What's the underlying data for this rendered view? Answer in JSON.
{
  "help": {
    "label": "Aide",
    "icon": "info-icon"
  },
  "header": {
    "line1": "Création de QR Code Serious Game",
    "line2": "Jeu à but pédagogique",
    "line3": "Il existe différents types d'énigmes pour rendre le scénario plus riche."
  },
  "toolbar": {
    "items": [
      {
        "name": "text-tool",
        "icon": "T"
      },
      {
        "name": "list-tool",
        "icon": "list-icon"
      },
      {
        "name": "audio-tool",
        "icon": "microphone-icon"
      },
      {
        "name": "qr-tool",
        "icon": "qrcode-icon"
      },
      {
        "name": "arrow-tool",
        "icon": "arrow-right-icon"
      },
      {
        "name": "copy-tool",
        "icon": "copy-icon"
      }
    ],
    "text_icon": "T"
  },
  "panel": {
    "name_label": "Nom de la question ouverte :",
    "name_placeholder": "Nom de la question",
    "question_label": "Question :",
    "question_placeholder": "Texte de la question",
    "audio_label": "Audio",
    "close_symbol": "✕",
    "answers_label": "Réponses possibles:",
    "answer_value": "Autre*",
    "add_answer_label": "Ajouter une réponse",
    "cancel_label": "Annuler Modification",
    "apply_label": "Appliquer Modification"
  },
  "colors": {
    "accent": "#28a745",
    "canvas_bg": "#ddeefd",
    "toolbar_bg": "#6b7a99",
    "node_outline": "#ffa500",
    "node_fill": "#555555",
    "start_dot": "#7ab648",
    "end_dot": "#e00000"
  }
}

§ §

Show the data once more, exactly as it was written.

What's the underlying data for this rendered view? Answer in JSON.
{
  "help": {
    "label": "Aide",
    "icon": "info-icon"
  },
  "header": {
    "line1": "Création de QR Code Serious Game",
    "line2": "Jeu à but pédagogique",
    "line3": "Il existe différents types d'énigmes pour rendre le scénario plus riche."
  },
  "toolbar": {
    "items": [
      {
        "name": "text-tool",
        "icon": "T"
      },
      {
        "name": "list-tool",
        "icon": "list-icon"
      },
      {
        "name": "audio-tool",
        "icon": "microphone-icon"
      },
      {
        "name": "qr-tool",
        "icon": "qrcode-icon"
      },
      {
        "name": "arrow-tool",
        "icon": "arrow-right-icon"
      },
      {
        "name": "copy-tool",
        "icon": "copy-icon"
      }
    ],
    "text_icon": "T"
  },
  "panel": {
    "name_label": "Nom de la question ouverte :",
    "name_placeholder": "Nom de la question",
    "question_label": "Question :",
    "question_placeholder": "Texte de la question",
    "audio_label": "Audio",
    "close_symbol": "✕",
    "answers_label": "Réponses possibles:",
    "answer_value": "Autre*",
    "add_answer_label": "Ajouter une réponse",
    "cancel_label": "Annuler Modification",
    "apply_label": "Appliquer Modification"
  },
  "colors": {
    "accent": "#28a745",
    "canvas_bg": "#ddeefd",
    "toolbar_bg": "#6b7a99",
    "node_outline": "#ffa500",
    "node_fill": "#555555",
    "start_dot": "#7ab648",
    "end_dot": "#e00000"
  }
}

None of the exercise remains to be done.